- To do: Write out every entry exactly as it appears.

Start of Recorded data

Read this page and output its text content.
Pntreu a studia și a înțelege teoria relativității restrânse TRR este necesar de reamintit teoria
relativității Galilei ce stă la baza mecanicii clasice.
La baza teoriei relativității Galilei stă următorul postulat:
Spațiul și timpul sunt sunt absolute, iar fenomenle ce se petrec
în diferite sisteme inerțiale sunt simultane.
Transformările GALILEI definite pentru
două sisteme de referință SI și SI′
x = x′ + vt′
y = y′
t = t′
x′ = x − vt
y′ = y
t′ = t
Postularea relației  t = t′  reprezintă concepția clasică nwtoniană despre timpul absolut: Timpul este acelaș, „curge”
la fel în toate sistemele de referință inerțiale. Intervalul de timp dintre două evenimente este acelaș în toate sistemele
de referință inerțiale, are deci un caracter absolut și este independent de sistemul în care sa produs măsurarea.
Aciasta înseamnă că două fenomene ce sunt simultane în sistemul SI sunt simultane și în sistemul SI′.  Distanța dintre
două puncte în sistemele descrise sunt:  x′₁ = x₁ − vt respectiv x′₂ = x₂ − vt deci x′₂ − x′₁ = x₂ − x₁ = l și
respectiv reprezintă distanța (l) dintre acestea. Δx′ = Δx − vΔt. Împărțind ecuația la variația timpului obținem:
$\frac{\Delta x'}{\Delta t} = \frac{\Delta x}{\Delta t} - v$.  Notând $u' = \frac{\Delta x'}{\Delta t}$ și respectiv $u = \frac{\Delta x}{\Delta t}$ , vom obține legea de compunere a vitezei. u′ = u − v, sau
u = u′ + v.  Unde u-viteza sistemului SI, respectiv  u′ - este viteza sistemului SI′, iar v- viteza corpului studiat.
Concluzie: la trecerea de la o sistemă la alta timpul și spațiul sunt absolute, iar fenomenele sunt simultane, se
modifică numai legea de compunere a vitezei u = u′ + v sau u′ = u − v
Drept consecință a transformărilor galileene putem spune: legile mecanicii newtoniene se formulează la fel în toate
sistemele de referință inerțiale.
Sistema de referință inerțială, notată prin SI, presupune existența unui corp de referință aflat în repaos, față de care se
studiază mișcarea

End of Recorded data

- Finished answer:
Read this page and output its text content.
Pntreu a studia și a înțelege teoria relativității restrânse TRR este necesar de reamintit teoria
relativității Galilei ce stă la baza mecanicii clasice.
La baza teoriei relativității Galilei stă următorul postulat:
Spațiul și timpul sunt sunt absolute, iar fenomenle ce se petrec
în diferite sisteme inerțiale sunt simultane.
Transformările GALILEI definite pentru
două sisteme de referință SI și SI′
x = x′ + vt′
y = y′
t = t′
x′ = x − vt
y′ = y
t′ = t
Postularea relației  t = t′  reprezintă concepția clasică nwtoniană despre timpul absolut: Timpul este acelaș, „curge”
la fel în toate sistemele de referință inerțiale. Intervalul de timp dintre două evenimente este acelaș în toate sistemele
de referință inerțiale, are deci un caracter absolut și este independent de sistemul în care sa produs măsurarea.
Aciasta înseamnă că două fenomene ce sunt simultane în sistemul SI sunt simultane și în sistemul SI′.  Distanța dintre
două puncte în sistemele descrise sunt:  x′₁ = x₁ − vt respectiv x′₂ = x₂ − vt deci x′₂ − x′₁ = x₂ − x₁ = l și
respectiv reprezintă distanța (l) dintre acestea. Δx′ = Δx − vΔt. Împărțind ecuația la variația timpului obținem:
$\frac{\Delta x'}{\Delta t} = \frac{\Delta x}{\Delta t} - v$.  Notând $u' = \frac{\Delta x'}{\Delta t}$ și respectiv $u = \frac{\Delta x}{\Delta t}$ , vom obține legea de compunere a vitezei. u′ = u − v, sau
u = u′ + v.  Unde u-viteza sistemului SI, respectiv  u′ - este viteza sistemului SI′, iar v- viteza corpului studiat.
Concluzie: la trecerea de la o sistemă la alta timpul și spațiul sunt absolute, iar fenomenele sunt simultane, se
modifică numai legea de compunere a vitezei u = u′ + v sau u′ = u − v
Drept consecință a transformărilor galileene putem spune: legile mecanicii newtoniene se formulează la fel în toate
sistemele de referință inerțiale.
Sistema de referință inerțială, notată prin SI, presupune existența unui corp de referință aflat în repaos, față de care se
studiază mișcarea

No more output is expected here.